:: Given information ::
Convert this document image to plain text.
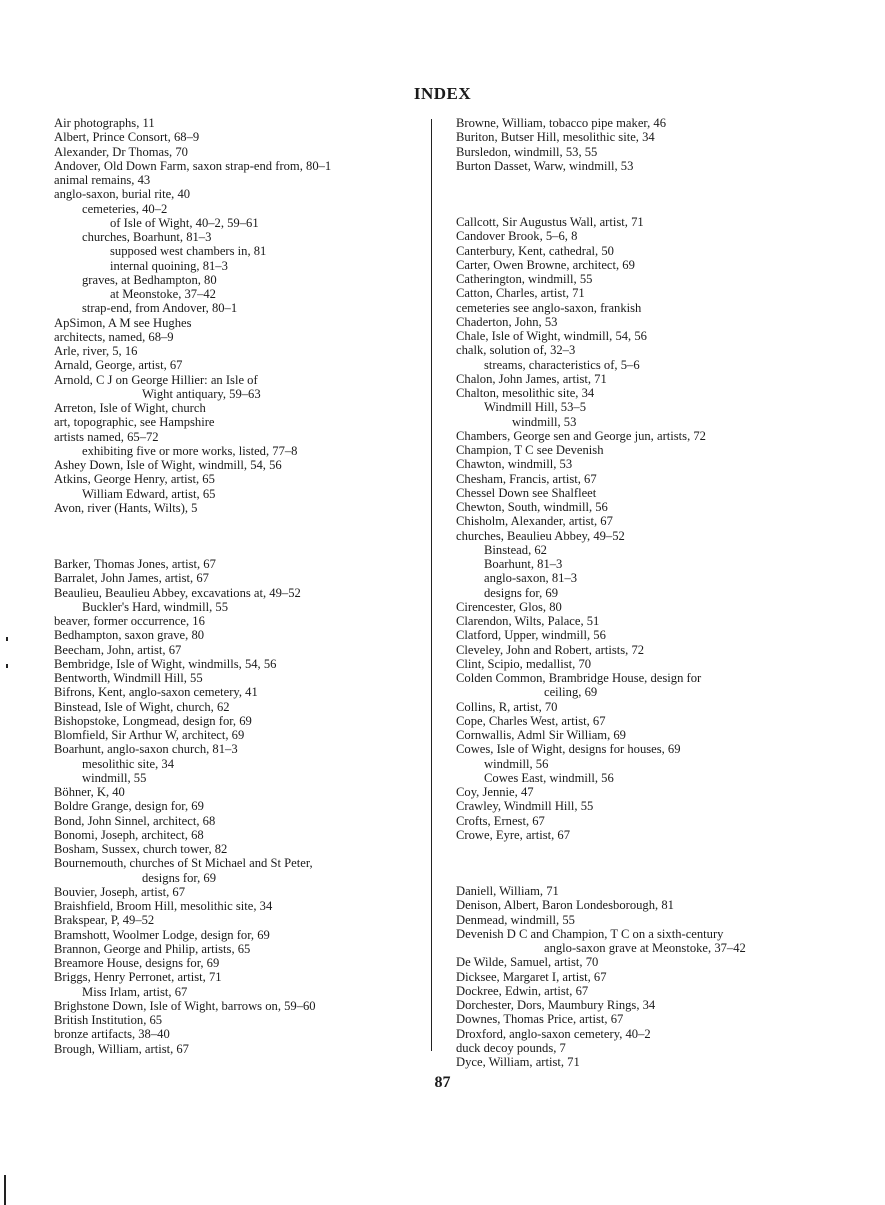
INDEX
Air photographs, 11
Albert, Prince Consort, 68–9
Alexander, Dr Thomas, 70
Andover, Old Down Farm, saxon strap-end from, 80–1
animal remains, 43
anglo-saxon, burial rite, 40
cemeteries, 40–2
of Isle of Wight, 40–2, 59–61
churches, Boarhunt, 81–3
supposed west chambers in, 81
internal quoining, 81–3
graves, at Bedhampton, 80
at Meonstoke, 37–42
strap-end, from Andover, 80–1
ApSimon, A M see Hughes
architects, named, 68–9
Arle, river, 5, 16
Arnald, George, artist, 67
Arnold, C J on George Hillier: an Isle of
Wight antiquary, 59–63
Arreton, Isle of Wight, church
art, topographic, see Hampshire
artists named, 65–72
exhibiting five or more works, listed, 77–8
Ashey Down, Isle of Wight, windmill, 54, 56
Atkins, George Henry, artist, 65
William Edward, artist, 65
Avon, river (Hants, Wilts), 5
Barker, Thomas Jones, artist, 67
Barralet, John James, artist, 67
Beaulieu, Beaulieu Abbey, excavations at, 49–52
Buckler's Hard, windmill, 55
beaver, former occurrence, 16
Bedhampton, saxon grave, 80
Beecham, John, artist, 67
Bembridge, Isle of Wight, windmills, 54, 56
Bentworth, Windmill Hill, 55
Bifrons, Kent, anglo-saxon cemetery, 41
Binstead, Isle of Wight, church, 62
Bishopstoke, Longmead, design for, 69
Blomfield, Sir Arthur W, architect, 69
Boarhunt, anglo-saxon church, 81–3
mesolithic site, 34
windmill, 55
Böhner, K, 40
Boldre Grange, design for, 69
Bond, John Sinnel, architect, 68
Bonomi, Joseph, architect, 68
Bosham, Sussex, church tower, 82
Bournemouth, churches of St Michael and St Peter,
designs for, 69
Bouvier, Joseph, artist, 67
Braishfield, Broom Hill, mesolithic site, 34
Brakspear, P, 49–52
Bramshott, Woolmer Lodge, design for, 69
Brannon, George and Philip, artists, 65
Breamore House, designs for, 69
Briggs, Henry Perronet, artist, 71
Miss Irlam, artist, 67
Brighstone Down, Isle of Wight, barrows on, 59–60
British Institution, 65
bronze artifacts, 38–40
Brough, William, artist, 67
Browne, William, tobacco pipe maker, 46
Buriton, Butser Hill, mesolithic site, 34
Bursledon, windmill, 53, 55
Burton Dasset, Warw, windmill, 53
Callcott, Sir Augustus Wall, artist, 71
Candover Brook, 5–6, 8
Canterbury, Kent, cathedral, 50
Carter, Owen Browne, architect, 69
Catherington, windmill, 55
Catton, Charles, artist, 71
cemeteries see anglo-saxon, frankish
Chaderton, John, 53
Chale, Isle of Wight, windmill, 54, 56
chalk, solution of, 32–3
streams, characteristics of, 5–6
Chalon, John James, artist, 71
Chalton, mesolithic site, 34
Windmill Hill, 53–5
windmill, 53
Chambers, George sen and George jun, artists, 72
Champion, T C see Devenish
Chawton, windmill, 53
Chesham, Francis, artist, 67
Chessel Down see Shalfleet
Chewton, South, windmill, 56
Chisholm, Alexander, artist, 67
churches, Beaulieu Abbey, 49–52
Binstead, 62
Boarhunt, 81–3
anglo-saxon, 81–3
designs for, 69
Cirencester, Glos, 80
Clarendon, Wilts, Palace, 51
Clatford, Upper, windmill, 56
Cleveley, John and Robert, artists, 72
Clint, Scipio, medallist, 70
Colden Common, Brambridge House, design for
ceiling, 69
Collins, R, artist, 70
Cope, Charles West, artist, 67
Cornwallis, Adml Sir William, 69
Cowes, Isle of Wight, designs for houses, 69
windmill, 56
Cowes East, windmill, 56
Coy, Jennie, 47
Crawley, Windmill Hill, 55
Crofts, Ernest, 67
Crowe, Eyre, artist, 67
Daniell, William, 71
Denison, Albert, Baron Londesborough, 81
Denmead, windmill, 55
Devenish D C and Champion, T C on a sixth-century
anglo-saxon grave at Meonstoke, 37–42
De Wilde, Samuel, artist, 70
Dicksee, Margaret I, artist, 67
Dockree, Edwin, artist, 67
Dorchester, Dors, Maumbury Rings, 34
Downes, Thomas Price, artist, 67
Droxford, anglo-saxon cemetery, 40–2
duck decoy pounds, 7
Dyce, William, artist, 71
87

:: Given instruction ::
Tally the lines in the entries above that hold the word "William". Reply with nothing but that count.

:: Written response ::
6